-- Start of DATASET ENTRIES --
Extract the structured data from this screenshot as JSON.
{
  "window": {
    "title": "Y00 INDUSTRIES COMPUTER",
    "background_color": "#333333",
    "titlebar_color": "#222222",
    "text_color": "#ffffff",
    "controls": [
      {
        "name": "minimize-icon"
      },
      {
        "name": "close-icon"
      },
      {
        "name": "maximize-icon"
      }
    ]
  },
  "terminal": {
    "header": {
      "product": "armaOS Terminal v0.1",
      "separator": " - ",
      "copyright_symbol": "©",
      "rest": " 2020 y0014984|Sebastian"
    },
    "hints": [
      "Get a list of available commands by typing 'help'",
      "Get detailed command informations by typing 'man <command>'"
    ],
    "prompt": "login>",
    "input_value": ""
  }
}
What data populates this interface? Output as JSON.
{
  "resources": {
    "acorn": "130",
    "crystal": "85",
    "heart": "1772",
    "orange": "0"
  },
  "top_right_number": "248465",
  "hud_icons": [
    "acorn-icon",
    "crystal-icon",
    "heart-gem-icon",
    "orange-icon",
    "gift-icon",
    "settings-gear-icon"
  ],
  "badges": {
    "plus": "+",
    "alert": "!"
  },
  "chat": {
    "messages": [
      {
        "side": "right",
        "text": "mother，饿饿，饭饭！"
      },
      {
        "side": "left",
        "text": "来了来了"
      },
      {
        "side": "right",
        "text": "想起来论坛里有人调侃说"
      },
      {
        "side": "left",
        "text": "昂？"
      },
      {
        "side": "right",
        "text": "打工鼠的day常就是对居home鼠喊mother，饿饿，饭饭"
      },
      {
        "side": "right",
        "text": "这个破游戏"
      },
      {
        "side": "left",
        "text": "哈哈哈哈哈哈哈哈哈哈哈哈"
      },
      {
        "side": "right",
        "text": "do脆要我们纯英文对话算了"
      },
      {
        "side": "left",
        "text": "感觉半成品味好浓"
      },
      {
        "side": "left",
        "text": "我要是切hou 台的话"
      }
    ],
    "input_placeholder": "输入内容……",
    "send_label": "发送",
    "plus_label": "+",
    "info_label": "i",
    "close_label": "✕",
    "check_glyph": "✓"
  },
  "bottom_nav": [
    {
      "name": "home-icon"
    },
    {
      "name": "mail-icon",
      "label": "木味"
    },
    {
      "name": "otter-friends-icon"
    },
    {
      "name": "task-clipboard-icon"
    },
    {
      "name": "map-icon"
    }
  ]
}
-- End of DATASET ENTRIES --
> YOUR OBJECTIVE:
Write out all of the records above exactly as they appear.

> FULL ANSWER:
Extract the structured data from this screenshot as JSON.
{
  "window": {
    "title": "Y00 INDUSTRIES COMPUTER",
    "background_color": "#333333",
    "titlebar_color": "#222222",
    "text_color": "#ffffff",
    "controls": [
      {
        "name": "minimize-icon"
      },
      {
        "name": "close-icon"
      },
      {
        "name": "maximize-icon"
      }
    ]
  },
  "terminal": {
    "header": {
      "product": "armaOS Terminal v0.1",
      "separator": " - ",
      "copyright_symbol": "©",
      "rest": " 2020 y0014984|Sebastian"
    },
    "hints": [
      "Get a list of available commands by typing 'help'",
      "Get detailed command informations by typing 'man <command>'"
    ],
    "prompt": "login>",
    "input_value": ""
  }
}
What data populates this interface? Output as JSON.
{
  "resources": {
    "acorn": "130",
    "crystal": "85",
    "heart": "1772",
    "orange": "0"
  },
  "top_right_number": "248465",
  "hud_icons": [
    "acorn-icon",
    "crystal-icon",
    "heart-gem-icon",
    "orange-icon",
    "gift-icon",
    "settings-gear-icon"
  ],
  "badges": {
    "plus": "+",
    "alert": "!"
  },
  "chat": {
    "messages": [
      {
        "side": "right",
        "text": "mother，饿饿，饭饭！"
      },
      {
        "side": "left",
        "text": "来了来了"
      },
      {
        "side": "right",
        "text": "想起来论坛里有人调侃说"
      },
      {
        "side": "left",
        "text": "昂？"
      },
      {
        "side": "right",
        "text": "打工鼠的day常就是对居home鼠喊mother，饿饿，饭饭"
      },
      {
        "side": "right",
        "text": "这个破游戏"
      },
      {
        "side": "left",
        "text": "哈哈哈哈哈哈哈哈哈哈哈哈"
      },
      {
        "side": "right",
        "text": "do脆要我们纯英文对话算了"
      },
      {
        "side": "left",
        "text": "感觉半成品味好浓"
      },
      {
        "side": "left",
        "text": "我要是切hou 台的话"
      }
    ],
    "input_placeholder": "输入内容……",
    "send_label": "发送",
    "plus_label": "+",
    "info_label": "i",
    "close_label": "✕",
    "check_glyph": "✓"
  },
  "bottom_nav": [
    {
      "name": "home-icon"
    },
    {
      "name": "mail-icon",
      "label": "木味"
    },
    {
      "name": "otter-friends-icon"
    },
    {
      "name": "task-clipboard-icon"
    },
    {
      "name": "map-icon"
    }
  ]
}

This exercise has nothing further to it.